GIVEN PROBLEM: Copy out the lines below exactly as they are, from the first one down through the line that contains "- y-tick-label: 5.0: [42, 316, 63, 331]", including that line.

>> begin

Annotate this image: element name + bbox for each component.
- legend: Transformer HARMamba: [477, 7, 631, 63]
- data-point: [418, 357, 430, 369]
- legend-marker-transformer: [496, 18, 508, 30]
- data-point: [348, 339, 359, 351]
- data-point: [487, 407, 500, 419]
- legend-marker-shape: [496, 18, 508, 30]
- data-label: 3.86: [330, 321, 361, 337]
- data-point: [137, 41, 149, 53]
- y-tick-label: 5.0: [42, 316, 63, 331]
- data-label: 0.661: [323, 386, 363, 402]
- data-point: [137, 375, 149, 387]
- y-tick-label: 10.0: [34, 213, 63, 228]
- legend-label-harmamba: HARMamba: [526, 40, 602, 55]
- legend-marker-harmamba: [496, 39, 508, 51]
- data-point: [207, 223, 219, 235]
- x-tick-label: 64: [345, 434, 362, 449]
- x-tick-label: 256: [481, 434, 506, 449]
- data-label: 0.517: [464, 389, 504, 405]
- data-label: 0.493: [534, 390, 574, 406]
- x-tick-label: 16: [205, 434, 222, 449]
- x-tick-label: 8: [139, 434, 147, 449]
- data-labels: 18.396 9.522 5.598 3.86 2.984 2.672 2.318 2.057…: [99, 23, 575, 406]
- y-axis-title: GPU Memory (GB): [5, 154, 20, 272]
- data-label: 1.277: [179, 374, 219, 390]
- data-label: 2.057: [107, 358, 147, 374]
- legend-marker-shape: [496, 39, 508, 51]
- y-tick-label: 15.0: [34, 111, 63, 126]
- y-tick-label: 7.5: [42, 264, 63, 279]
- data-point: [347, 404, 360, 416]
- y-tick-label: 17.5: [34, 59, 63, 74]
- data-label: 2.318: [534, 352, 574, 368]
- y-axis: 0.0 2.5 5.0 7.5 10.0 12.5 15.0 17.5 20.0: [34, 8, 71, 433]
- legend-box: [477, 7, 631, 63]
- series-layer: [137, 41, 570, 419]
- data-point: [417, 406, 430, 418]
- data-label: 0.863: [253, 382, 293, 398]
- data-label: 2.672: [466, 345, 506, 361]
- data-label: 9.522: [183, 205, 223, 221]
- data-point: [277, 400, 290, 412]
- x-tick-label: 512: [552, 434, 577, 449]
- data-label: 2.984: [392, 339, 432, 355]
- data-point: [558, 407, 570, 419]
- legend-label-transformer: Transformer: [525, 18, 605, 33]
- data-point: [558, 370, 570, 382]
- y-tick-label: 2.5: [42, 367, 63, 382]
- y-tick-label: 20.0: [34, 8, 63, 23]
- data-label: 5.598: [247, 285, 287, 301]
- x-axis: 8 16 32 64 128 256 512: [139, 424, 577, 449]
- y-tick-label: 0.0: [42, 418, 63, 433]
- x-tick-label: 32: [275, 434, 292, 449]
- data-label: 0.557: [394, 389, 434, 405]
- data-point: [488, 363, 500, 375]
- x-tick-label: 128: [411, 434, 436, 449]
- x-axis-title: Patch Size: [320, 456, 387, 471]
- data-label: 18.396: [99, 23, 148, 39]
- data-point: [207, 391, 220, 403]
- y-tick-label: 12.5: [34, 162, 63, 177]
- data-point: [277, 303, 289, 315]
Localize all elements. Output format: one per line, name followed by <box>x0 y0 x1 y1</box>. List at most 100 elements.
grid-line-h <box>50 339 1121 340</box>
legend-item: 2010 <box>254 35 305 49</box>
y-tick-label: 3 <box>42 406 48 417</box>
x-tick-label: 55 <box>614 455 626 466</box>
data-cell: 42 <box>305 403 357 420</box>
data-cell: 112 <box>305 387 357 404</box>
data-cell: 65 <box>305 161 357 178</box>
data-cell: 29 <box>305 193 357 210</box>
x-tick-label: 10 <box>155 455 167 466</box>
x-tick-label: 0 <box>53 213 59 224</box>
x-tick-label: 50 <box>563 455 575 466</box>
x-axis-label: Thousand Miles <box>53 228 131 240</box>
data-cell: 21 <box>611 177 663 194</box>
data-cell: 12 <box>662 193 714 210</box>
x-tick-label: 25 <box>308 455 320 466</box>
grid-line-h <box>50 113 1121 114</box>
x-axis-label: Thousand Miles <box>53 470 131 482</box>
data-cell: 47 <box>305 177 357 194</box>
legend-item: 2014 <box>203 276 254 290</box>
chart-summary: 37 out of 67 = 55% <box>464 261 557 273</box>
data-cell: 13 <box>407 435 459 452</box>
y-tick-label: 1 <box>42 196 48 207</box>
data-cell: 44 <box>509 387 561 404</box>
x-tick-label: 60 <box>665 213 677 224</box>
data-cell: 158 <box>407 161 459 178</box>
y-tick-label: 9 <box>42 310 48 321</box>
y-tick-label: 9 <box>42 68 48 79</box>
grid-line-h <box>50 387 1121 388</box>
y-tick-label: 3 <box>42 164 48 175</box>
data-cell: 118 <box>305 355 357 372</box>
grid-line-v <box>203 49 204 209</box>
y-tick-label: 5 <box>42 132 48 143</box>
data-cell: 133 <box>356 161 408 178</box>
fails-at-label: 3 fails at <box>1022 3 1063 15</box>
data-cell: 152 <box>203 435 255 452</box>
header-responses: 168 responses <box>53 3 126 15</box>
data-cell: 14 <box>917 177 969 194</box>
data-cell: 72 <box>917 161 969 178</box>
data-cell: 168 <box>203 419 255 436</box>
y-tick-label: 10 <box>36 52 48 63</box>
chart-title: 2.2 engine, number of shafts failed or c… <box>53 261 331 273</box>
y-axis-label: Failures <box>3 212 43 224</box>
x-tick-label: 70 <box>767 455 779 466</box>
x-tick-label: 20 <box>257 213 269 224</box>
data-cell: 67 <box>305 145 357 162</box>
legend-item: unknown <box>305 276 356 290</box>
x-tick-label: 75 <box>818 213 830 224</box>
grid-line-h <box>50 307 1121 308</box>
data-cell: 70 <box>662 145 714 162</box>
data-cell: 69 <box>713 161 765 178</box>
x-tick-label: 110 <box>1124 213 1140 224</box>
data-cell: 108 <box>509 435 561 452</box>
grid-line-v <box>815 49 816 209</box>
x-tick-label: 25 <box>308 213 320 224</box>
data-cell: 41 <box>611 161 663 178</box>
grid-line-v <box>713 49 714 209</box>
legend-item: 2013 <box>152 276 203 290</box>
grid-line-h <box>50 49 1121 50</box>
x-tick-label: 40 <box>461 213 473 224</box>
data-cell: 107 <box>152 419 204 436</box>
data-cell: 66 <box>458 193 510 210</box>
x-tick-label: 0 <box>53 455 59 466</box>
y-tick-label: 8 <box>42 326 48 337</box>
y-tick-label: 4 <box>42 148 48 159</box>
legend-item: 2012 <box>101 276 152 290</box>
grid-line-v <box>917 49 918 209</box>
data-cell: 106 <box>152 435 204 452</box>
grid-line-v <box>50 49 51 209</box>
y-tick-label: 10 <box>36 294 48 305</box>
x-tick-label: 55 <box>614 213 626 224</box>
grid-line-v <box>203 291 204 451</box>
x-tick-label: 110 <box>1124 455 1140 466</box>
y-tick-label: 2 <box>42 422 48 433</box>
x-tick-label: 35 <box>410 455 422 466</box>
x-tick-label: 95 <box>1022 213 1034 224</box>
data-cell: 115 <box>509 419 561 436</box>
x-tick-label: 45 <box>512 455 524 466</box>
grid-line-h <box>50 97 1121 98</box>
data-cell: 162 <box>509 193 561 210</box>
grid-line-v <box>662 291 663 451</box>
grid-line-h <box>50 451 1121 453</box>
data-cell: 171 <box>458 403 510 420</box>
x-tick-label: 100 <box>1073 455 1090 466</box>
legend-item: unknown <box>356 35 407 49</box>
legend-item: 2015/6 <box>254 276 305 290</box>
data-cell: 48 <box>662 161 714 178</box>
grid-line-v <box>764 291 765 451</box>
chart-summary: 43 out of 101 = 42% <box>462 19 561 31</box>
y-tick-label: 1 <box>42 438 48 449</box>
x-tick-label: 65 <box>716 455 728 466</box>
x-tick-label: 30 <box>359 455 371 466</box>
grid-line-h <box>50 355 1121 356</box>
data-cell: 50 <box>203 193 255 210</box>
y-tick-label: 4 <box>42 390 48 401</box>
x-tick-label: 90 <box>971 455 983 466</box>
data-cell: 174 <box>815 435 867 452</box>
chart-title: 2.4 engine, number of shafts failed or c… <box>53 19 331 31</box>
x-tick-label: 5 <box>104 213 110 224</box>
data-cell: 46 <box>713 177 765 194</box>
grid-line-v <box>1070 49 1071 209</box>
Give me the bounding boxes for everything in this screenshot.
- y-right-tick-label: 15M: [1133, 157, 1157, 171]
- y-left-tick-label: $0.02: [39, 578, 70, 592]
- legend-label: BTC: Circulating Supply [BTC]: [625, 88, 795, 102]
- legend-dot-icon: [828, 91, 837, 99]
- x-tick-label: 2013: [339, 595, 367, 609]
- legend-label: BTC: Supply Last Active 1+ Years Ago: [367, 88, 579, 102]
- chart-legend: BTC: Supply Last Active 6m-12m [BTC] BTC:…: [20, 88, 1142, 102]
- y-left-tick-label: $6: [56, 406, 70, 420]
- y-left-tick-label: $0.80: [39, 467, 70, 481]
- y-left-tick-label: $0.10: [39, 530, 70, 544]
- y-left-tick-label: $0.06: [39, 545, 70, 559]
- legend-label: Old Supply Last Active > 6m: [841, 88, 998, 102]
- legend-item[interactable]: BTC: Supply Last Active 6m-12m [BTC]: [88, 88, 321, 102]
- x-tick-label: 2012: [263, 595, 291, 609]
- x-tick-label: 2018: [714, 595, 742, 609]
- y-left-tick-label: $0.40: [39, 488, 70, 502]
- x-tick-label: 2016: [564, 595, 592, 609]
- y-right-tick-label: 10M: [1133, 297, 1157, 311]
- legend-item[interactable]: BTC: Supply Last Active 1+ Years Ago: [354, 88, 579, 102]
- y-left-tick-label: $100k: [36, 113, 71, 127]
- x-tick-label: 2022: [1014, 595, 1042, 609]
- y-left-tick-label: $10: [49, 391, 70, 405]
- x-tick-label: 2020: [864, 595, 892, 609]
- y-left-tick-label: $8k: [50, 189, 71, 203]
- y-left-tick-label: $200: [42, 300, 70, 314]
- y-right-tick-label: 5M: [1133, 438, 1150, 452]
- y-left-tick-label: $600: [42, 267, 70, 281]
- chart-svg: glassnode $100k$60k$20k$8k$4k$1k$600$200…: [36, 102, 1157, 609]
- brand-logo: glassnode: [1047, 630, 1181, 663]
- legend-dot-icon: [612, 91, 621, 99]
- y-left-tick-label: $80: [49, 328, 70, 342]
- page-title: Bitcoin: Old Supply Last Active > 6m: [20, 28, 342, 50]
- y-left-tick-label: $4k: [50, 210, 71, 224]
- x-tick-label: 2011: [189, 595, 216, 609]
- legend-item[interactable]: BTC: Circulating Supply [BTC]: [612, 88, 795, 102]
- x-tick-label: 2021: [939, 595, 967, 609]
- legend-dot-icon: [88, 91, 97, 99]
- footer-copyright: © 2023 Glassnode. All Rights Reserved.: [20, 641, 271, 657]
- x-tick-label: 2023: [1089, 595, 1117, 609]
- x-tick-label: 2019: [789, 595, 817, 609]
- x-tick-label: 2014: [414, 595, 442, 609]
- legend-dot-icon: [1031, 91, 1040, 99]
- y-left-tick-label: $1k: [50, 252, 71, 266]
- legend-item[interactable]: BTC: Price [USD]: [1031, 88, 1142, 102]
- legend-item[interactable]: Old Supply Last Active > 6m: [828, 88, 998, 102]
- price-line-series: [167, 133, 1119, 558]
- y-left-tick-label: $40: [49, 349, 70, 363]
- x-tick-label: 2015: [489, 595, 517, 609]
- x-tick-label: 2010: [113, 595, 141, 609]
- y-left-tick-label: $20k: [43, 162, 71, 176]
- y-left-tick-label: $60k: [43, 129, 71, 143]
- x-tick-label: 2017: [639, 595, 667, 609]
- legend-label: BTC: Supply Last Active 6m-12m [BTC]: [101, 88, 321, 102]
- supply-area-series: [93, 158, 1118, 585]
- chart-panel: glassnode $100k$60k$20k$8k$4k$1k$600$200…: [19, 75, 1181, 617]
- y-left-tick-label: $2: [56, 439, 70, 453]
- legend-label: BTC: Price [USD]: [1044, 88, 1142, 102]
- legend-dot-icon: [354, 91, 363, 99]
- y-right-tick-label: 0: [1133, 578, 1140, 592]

>> end

THE OUTPUT:
Annotate this image: element name + bbox for each component.
- legend: Transformer HARMamba: [477, 7, 631, 63]
- data-point: [418, 357, 430, 369]
- legend-marker-transformer: [496, 18, 508, 30]
- data-point: [348, 339, 359, 351]
- data-point: [487, 407, 500, 419]
- legend-marker-shape: [496, 18, 508, 30]
- data-label: 3.86: [330, 321, 361, 337]
- data-point: [137, 41, 149, 53]
- y-tick-label: 5.0: [42, 316, 63, 331]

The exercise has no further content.